Written request
Write out each line exactly as given. Leave the pictures out of your copy.

Stored data entries

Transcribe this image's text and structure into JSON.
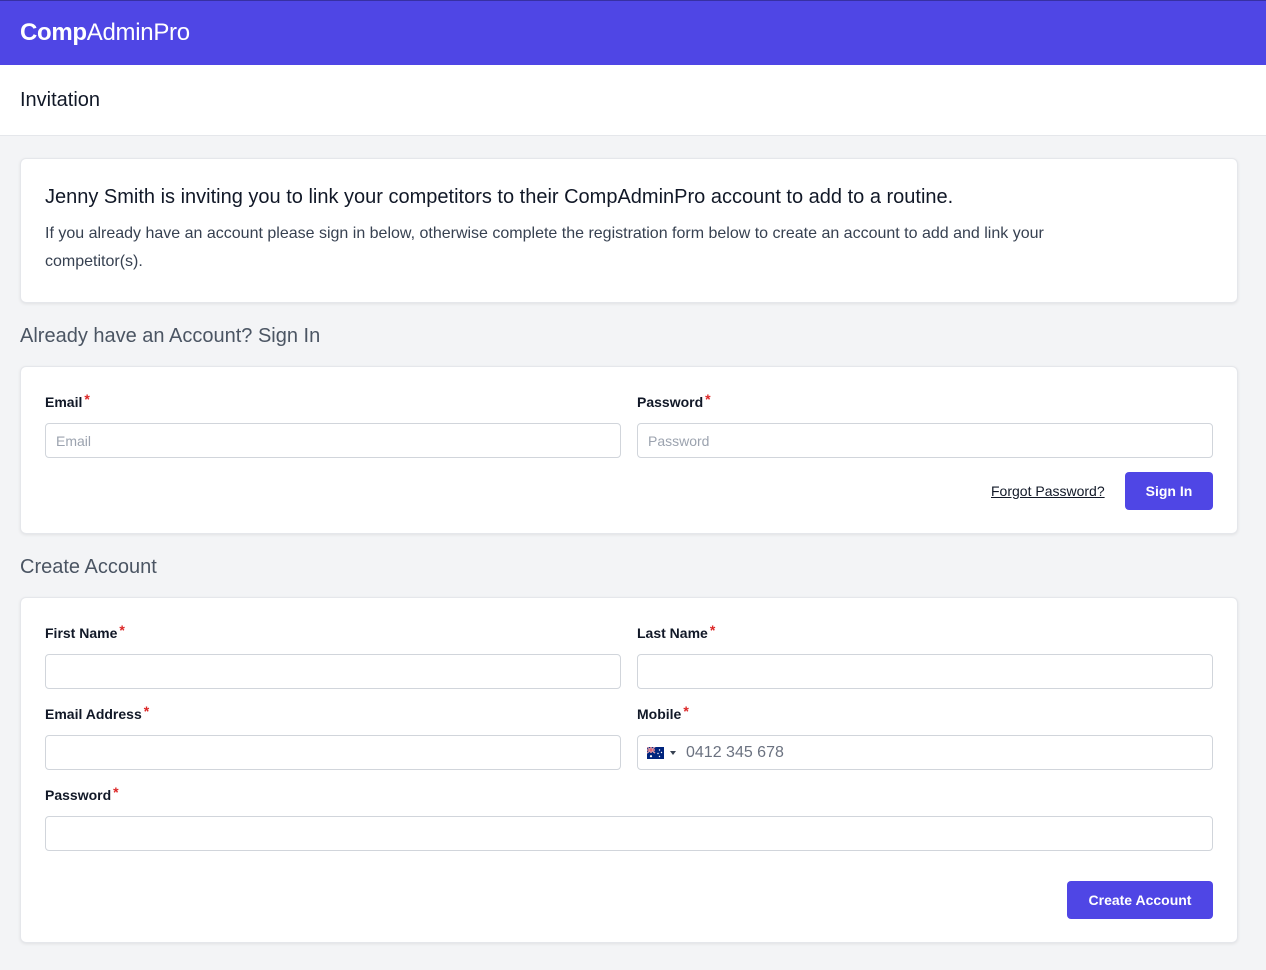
{
  "brand": {
    "name_bold": "Comp",
    "name_light": "AdminPro"
  },
  "colors": {
    "primary": "#4f46e5",
    "required": "#dc2626",
    "background": "#f3f4f6"
  },
  "page": {
    "title": "Invitation"
  },
  "invite": {
    "heading": "Jenny Smith is inviting you to link your competitors to their CompAdminPro account to add to a routine.",
    "body": "If you already have an account please sign in below, otherwise complete the registration form below to create an account to add and link your competitor(s)."
  },
  "signin": {
    "section_title": "Already have an Account? Sign In",
    "email_label": "Email",
    "email_placeholder": "Email",
    "email_value": "",
    "password_label": "Password",
    "password_placeholder": "Password",
    "password_value": "",
    "forgot_label": "Forgot Password?",
    "submit_label": "Sign In"
  },
  "create": {
    "section_title": "Create Account",
    "first_name_label": "First Name",
    "first_name_value": "",
    "last_name_label": "Last Name",
    "last_name_value": "",
    "email_label": "Email Address",
    "email_value": "",
    "mobile_label": "Mobile",
    "mobile_country": "AU",
    "mobile_country_icon": "australia-flag-icon",
    "mobile_placeholder": "0412 345 678",
    "mobile_value": "",
    "password_label": "Password",
    "password_value": "",
    "submit_label": "Create Account"
  },
  "required_marker": "*"
}
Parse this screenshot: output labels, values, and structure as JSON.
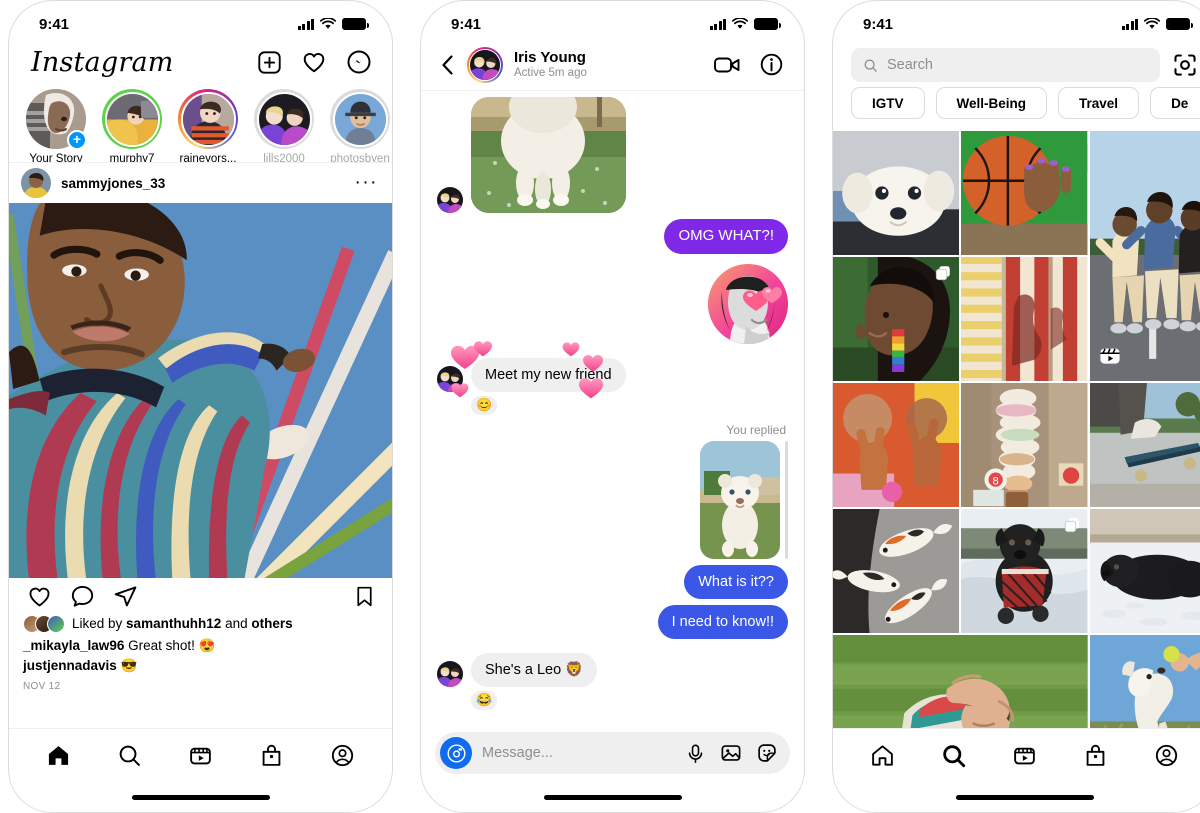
{
  "status_bar": {
    "time": "9:41",
    "signal_icon": "cellular-bars-icon",
    "wifi_icon": "wifi-icon",
    "battery_icon": "battery-icon"
  },
  "feed_screen": {
    "app_title": "Instagram",
    "header_icons": [
      {
        "name": "new-post-icon",
        "label": "New Post"
      },
      {
        "name": "activity-heart-icon",
        "label": "Activity"
      },
      {
        "name": "messenger-icon",
        "label": "Messenger"
      }
    ],
    "stories": [
      {
        "username": "Your Story",
        "ring": "none",
        "seen": false,
        "has_add_badge": true
      },
      {
        "username": "murphy7",
        "ring": "green",
        "seen": false,
        "has_add_badge": false
      },
      {
        "username": "raineyors...",
        "ring": "gradient",
        "seen": false,
        "has_add_badge": false
      },
      {
        "username": "lills2000",
        "ring": "grey",
        "seen": true,
        "has_add_badge": false
      },
      {
        "username": "photosbyen",
        "ring": "grey",
        "seen": true,
        "has_add_badge": false
      }
    ],
    "post": {
      "username": "sammyjones_33",
      "more_options": "···",
      "actions": [
        {
          "name": "like-icon",
          "label": "Like"
        },
        {
          "name": "comment-icon",
          "label": "Comment"
        },
        {
          "name": "share-icon",
          "label": "Share"
        },
        {
          "name": "save-bookmark-icon",
          "label": "Save"
        }
      ],
      "liked_by_prefix": "Liked by ",
      "liked_by_user": "samanthuhh12",
      "liked_by_middle": " and ",
      "liked_by_others": "others",
      "comments": [
        {
          "user": "_mikayla_law96",
          "text": " Great shot! 😍"
        },
        {
          "user": "justjennadavis",
          "text": " 😎"
        }
      ],
      "date": "NOV 12"
    },
    "tabbar": [
      {
        "name": "tab-home",
        "icon": "home-icon",
        "active": true
      },
      {
        "name": "tab-search",
        "icon": "search-icon",
        "active": false
      },
      {
        "name": "tab-reels",
        "icon": "reels-icon",
        "active": false
      },
      {
        "name": "tab-shop",
        "icon": "shop-bag-icon",
        "active": false
      },
      {
        "name": "tab-profile",
        "icon": "profile-circle-icon",
        "active": false
      }
    ]
  },
  "dm_screen": {
    "back_icon": "chevron-left-icon",
    "contact_name": "Iris Young",
    "contact_status": "Active 5m ago",
    "header_icons": [
      {
        "name": "video-call-icon",
        "label": "Video call"
      },
      {
        "name": "info-icon",
        "label": "Details"
      }
    ],
    "messages": [
      {
        "id": "m1",
        "sender": "them",
        "type": "photo",
        "alt": "white puppy walking on grass"
      },
      {
        "id": "m2",
        "sender": "me",
        "type": "text",
        "text": "OMG WHAT?!",
        "style": "purple"
      },
      {
        "id": "m3",
        "sender": "me",
        "type": "avatar",
        "alt": "profile photo with heart-eyes filter"
      },
      {
        "id": "m4",
        "sender": "them",
        "type": "text",
        "text": "Meet my new friend",
        "reaction": "😊",
        "hearts": true
      },
      {
        "id": "m5",
        "sender": "me",
        "type": "reply-photo",
        "label": "You replied",
        "alt": "white lion cub"
      },
      {
        "id": "m6",
        "sender": "me",
        "type": "text",
        "text": "What is it??",
        "style": "blue"
      },
      {
        "id": "m7",
        "sender": "me",
        "type": "text",
        "text": "I need to know!!",
        "style": "blue"
      },
      {
        "id": "m8",
        "sender": "them",
        "type": "text",
        "text": "She's a Leo 🦁",
        "reaction": "😂"
      }
    ],
    "composer": {
      "camera_icon": "camera-icon",
      "placeholder": "Message...",
      "icons": [
        {
          "name": "microphone-icon",
          "label": "Voice message"
        },
        {
          "name": "gallery-image-icon",
          "label": "Photo"
        },
        {
          "name": "sticker-icon",
          "label": "Sticker"
        }
      ]
    }
  },
  "explore_screen": {
    "search_placeholder": "Search",
    "search_icon": "search-icon",
    "scan_icon": "scan-code-icon",
    "chips": [
      {
        "label": "IGTV"
      },
      {
        "label": "Well-Being"
      },
      {
        "label": "Travel"
      },
      {
        "label": "De"
      }
    ],
    "grid": [
      {
        "id": "g1",
        "alt": "white fluffy dog lying down",
        "size": "normal",
        "badge": ""
      },
      {
        "id": "g2",
        "alt": "hands holding a basketball, green sleeve",
        "size": "normal",
        "badge": ""
      },
      {
        "id": "g3",
        "alt": "three skateboarders on a road",
        "size": "tall",
        "badge": "reels"
      },
      {
        "id": "g4",
        "alt": "woman profile with rainbow earring",
        "size": "normal",
        "badge": "carousel"
      },
      {
        "id": "g5",
        "alt": "red and yellow striped wall with shadow",
        "size": "normal",
        "badge": ""
      },
      {
        "id": "g6",
        "alt": "people making peace signs",
        "size": "normal",
        "badge": ""
      },
      {
        "id": "g7",
        "alt": "tall stacked ice cream cone",
        "size": "normal",
        "badge": ""
      },
      {
        "id": "g8",
        "alt": "skateboard tipping on pavement",
        "size": "normal",
        "badge": ""
      },
      {
        "id": "g9",
        "alt": "koi fish painted on pavement",
        "size": "normal",
        "badge": ""
      },
      {
        "id": "g10",
        "alt": "black dog in plaid coat in snow",
        "size": "normal",
        "badge": "carousel"
      },
      {
        "id": "g11",
        "alt": "black curly dog lying in snow",
        "size": "normal",
        "badge": ""
      },
      {
        "id": "g12",
        "alt": "person lying on green grass",
        "size": "wide",
        "badge": ""
      },
      {
        "id": "g13",
        "alt": "white dog jumping for a tennis ball",
        "size": "normal",
        "badge": ""
      }
    ],
    "tabbar": [
      {
        "name": "tab-home",
        "icon": "home-icon",
        "active": false
      },
      {
        "name": "tab-search",
        "icon": "search-icon",
        "active": true
      },
      {
        "name": "tab-reels",
        "icon": "reels-icon",
        "active": false
      },
      {
        "name": "tab-shop",
        "icon": "shop-bag-icon",
        "active": false
      },
      {
        "name": "tab-profile",
        "icon": "profile-circle-icon",
        "active": false
      }
    ]
  },
  "colors": {
    "ig_blue": "#0095F6",
    "dm_blue": "#3A57E8",
    "dm_purple": "#8028E8",
    "bubble_grey": "#efefef",
    "muted_text": "#8e8e8e",
    "close_friends_green": "#5ED24B"
  }
}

Final result
Transcribe this image's text and structure into JSON.
{
  "brand": {
    "name_bold": "Comp",
    "name_light": "AdminPro"
  },
  "colors": {
    "primary": "#4f46e5",
    "required": "#dc2626",
    "background": "#f3f4f6"
  },
  "page": {
    "title": "Invitation"
  },
  "invite": {
    "heading": "Jenny Smith is inviting you to link your competitors to their CompAdminPro account to add to a routine.",
    "body": "If you already have an account please sign in below, otherwise complete the registration form below to create an account to add and link your competitor(s)."
  },
  "signin": {
    "section_title": "Already have an Account? Sign In",
    "email_label": "Email",
    "email_placeholder": "Email",
    "email_value": "",
    "password_label": "Password",
    "password_placeholder": "Password",
    "password_value": "",
    "forgot_label": "Forgot Password?",
    "submit_label": "Sign In"
  },
  "create": {
    "section_title": "Create Account",
    "first_name_label": "First Name",
    "first_name_value": "",
    "last_name_label": "Last Name",
    "last_name_value": "",
    "email_label": "Email Address",
    "email_value": "",
    "mobile_label": "Mobile",
    "mobile_country": "AU",
    "mobile_country_icon": "australia-flag-icon",
    "mobile_placeholder": "0412 345 678",
    "mobile_value": "",
    "password_label": "Password",
    "password_value": "",
    "submit_label": "Create Account"
  },
  "required_marker": "*"
}
Parse this screenshot: output labels, values, and structure as JSON.
{
  "status_bar": {
    "time": "9:41",
    "signal_icon": "cellular-bars-icon",
    "wifi_icon": "wifi-icon",
    "battery_icon": "battery-icon"
  },
  "feed_screen": {
    "app_title": "Instagram",
    "header_icons": [
      {
        "name": "new-post-icon",
        "label": "New Post"
      },
      {
        "name": "activity-heart-icon",
        "label": "Activity"
      },
      {
        "name": "messenger-icon",
        "label": "Messenger"
      }
    ],
    "stories": [
      {
        "username": "Your Story",
        "ring": "none",
        "seen": false,
        "has_add_badge": true
      },
      {
        "username": "murphy7",
        "ring": "green",
        "seen": false,
        "has_add_badge": false
      },
      {
        "username": "raineyors...",
        "ring": "gradient",
        "seen": false,
        "has_add_badge": false
      },
      {
        "username": "lills2000",
        "ring": "grey",
        "seen": true,
        "has_add_badge": false
      },
      {
        "username": "photosbyen",
        "ring": "grey",
        "seen": true,
        "has_add_badge": false
      }
    ],
    "post": {
      "username": "sammyjones_33",
      "more_options": "···",
      "actions": [
        {
          "name": "like-icon",
          "label": "Like"
        },
        {
          "name": "comment-icon",
          "label": "Comment"
        },
        {
          "name": "share-icon",
          "label": "Share"
        },
        {
          "name": "save-bookmark-icon",
          "label": "Save"
        }
      ],
      "liked_by_prefix": "Liked by ",
      "liked_by_user": "samanthuhh12",
      "liked_by_middle": " and ",
      "liked_by_others": "others",
      "comments": [
        {
          "user": "_mikayla_law96",
          "text": " Great shot! 😍"
        },
        {
          "user": "justjennadavis",
          "text": " 😎"
        }
      ],
      "date": "NOV 12"
    },
    "tabbar": [
      {
        "name": "tab-home",
        "icon": "home-icon",
        "active": true
      },
      {
        "name": "tab-search",
        "icon": "search-icon",
        "active": false
      },
      {
        "name": "tab-reels",
        "icon": "reels-icon",
        "active": false
      },
      {
        "name": "tab-shop",
        "icon": "shop-bag-icon",
        "active": false
      },
      {
        "name": "tab-profile",
        "icon": "profile-circle-icon",
        "active": false
      }
    ]
  },
  "dm_screen": {
    "back_icon": "chevron-left-icon",
    "contact_name": "Iris Young",
    "contact_status": "Active 5m ago",
    "header_icons": [
      {
        "name": "video-call-icon",
        "label": "Video call"
      },
      {
        "name": "info-icon",
        "label": "Details"
      }
    ],
    "messages": [
      {
        "id": "m1",
        "sender": "them",
        "type": "photo",
        "alt": "white puppy walking on grass"
      },
      {
        "id": "m2",
        "sender": "me",
        "type": "text",
        "text": "OMG WHAT?!",
        "style": "purple"
      },
      {
        "id": "m3",
        "sender": "me",
        "type": "avatar",
        "alt": "profile photo with heart-eyes filter"
      },
      {
        "id": "m4",
        "sender": "them",
        "type": "text",
        "text": "Meet my new friend",
        "reaction": "😊",
        "hearts": true
      },
      {
        "id": "m5",
        "sender": "me",
        "type": "reply-photo",
        "label": "You replied",
        "alt": "white lion cub"
      },
      {
        "id": "m6",
        "sender": "me",
        "type": "text",
        "text": "What is it??",
        "style": "blue"
      },
      {
        "id": "m7",
        "sender": "me",
        "type": "text",
        "text": "I need to know!!",
        "style": "blue"
      },
      {
        "id": "m8",
        "sender": "them",
        "type": "text",
        "text": "She's a Leo 🦁",
        "reaction": "😂"
      }
    ],
    "composer": {
      "camera_icon": "camera-icon",
      "placeholder": "Message...",
      "icons": [
        {
          "name": "microphone-icon",
          "label": "Voice message"
        },
        {
          "name": "gallery-image-icon",
          "label": "Photo"
        },
        {
          "name": "sticker-icon",
          "label": "Sticker"
        }
      ]
    }
  },
  "explore_screen": {
    "search_placeholder": "Search",
    "search_icon": "search-icon",
    "scan_icon": "scan-code-icon",
    "chips": [
      {
        "label": "IGTV"
      },
      {
        "label": "Well-Being"
      },
      {
        "label": "Travel"
      },
      {
        "label": "De"
      }
    ],
    "grid": [
      {
        "id": "g1",
        "alt": "white fluffy dog lying down",
        "size": "normal",
        "badge": ""
      },
      {
        "id": "g2",
        "alt": "hands holding a basketball, green sleeve",
        "size": "normal",
        "badge": ""
      },
      {
        "id": "g3",
        "alt": "three skateboarders on a road",
        "size": "tall",
        "badge": "reels"
      },
      {
        "id": "g4",
        "alt": "woman profile with rainbow earring",
        "size": "normal",
        "badge": "carousel"
      },
      {
        "id": "g5",
        "alt": "red and yellow striped wall with shadow",
        "size": "normal",
        "badge": ""
      },
      {
        "id": "g6",
        "alt": "people making peace signs",
        "size": "normal",
        "badge": ""
      },
      {
        "id": "g7",
        "alt": "tall stacked ice cream cone",
        "size": "normal",
        "badge": ""
      },
      {
        "id": "g8",
        "alt": "skateboard tipping on pavement",
        "size": "normal",
        "badge": ""
      },
      {
        "id": "g9",
        "alt": "koi fish painted on pavement",
        "size": "normal",
        "badge": ""
      },
      {
        "id": "g10",
        "alt": "black dog in plaid coat in snow",
        "size": "normal",
        "badge": "carousel"
      },
      {
        "id": "g11",
        "alt": "black curly dog lying in snow",
        "size": "normal",
        "badge": ""
      },
      {
        "id": "g12",
        "alt": "person lying on green grass",
        "size": "wide",
        "badge": ""
      },
      {
        "id": "g13",
        "alt": "white dog jumping for a tennis ball",
        "size": "normal",
        "badge": ""
      }
    ],
    "tabbar": [
      {
        "name": "tab-home",
        "icon": "home-icon",
        "active": false
      },
      {
        "name": "tab-search",
        "icon": "search-icon",
        "active": true
      },
      {
        "name": "tab-reels",
        "icon": "reels-icon",
        "active": false
      },
      {
        "name": "tab-shop",
        "icon": "shop-bag-icon",
        "active": false
      },
      {
        "name": "tab-profile",
        "icon": "profile-circle-icon",
        "active": false
      }
    ]
  },
  "colors": {
    "ig_blue": "#0095F6",
    "dm_blue": "#3A57E8",
    "dm_purple": "#8028E8",
    "bubble_grey": "#efefef",
    "muted_text": "#8e8e8e",
    "close_friends_green": "#5ED24B"
  }
}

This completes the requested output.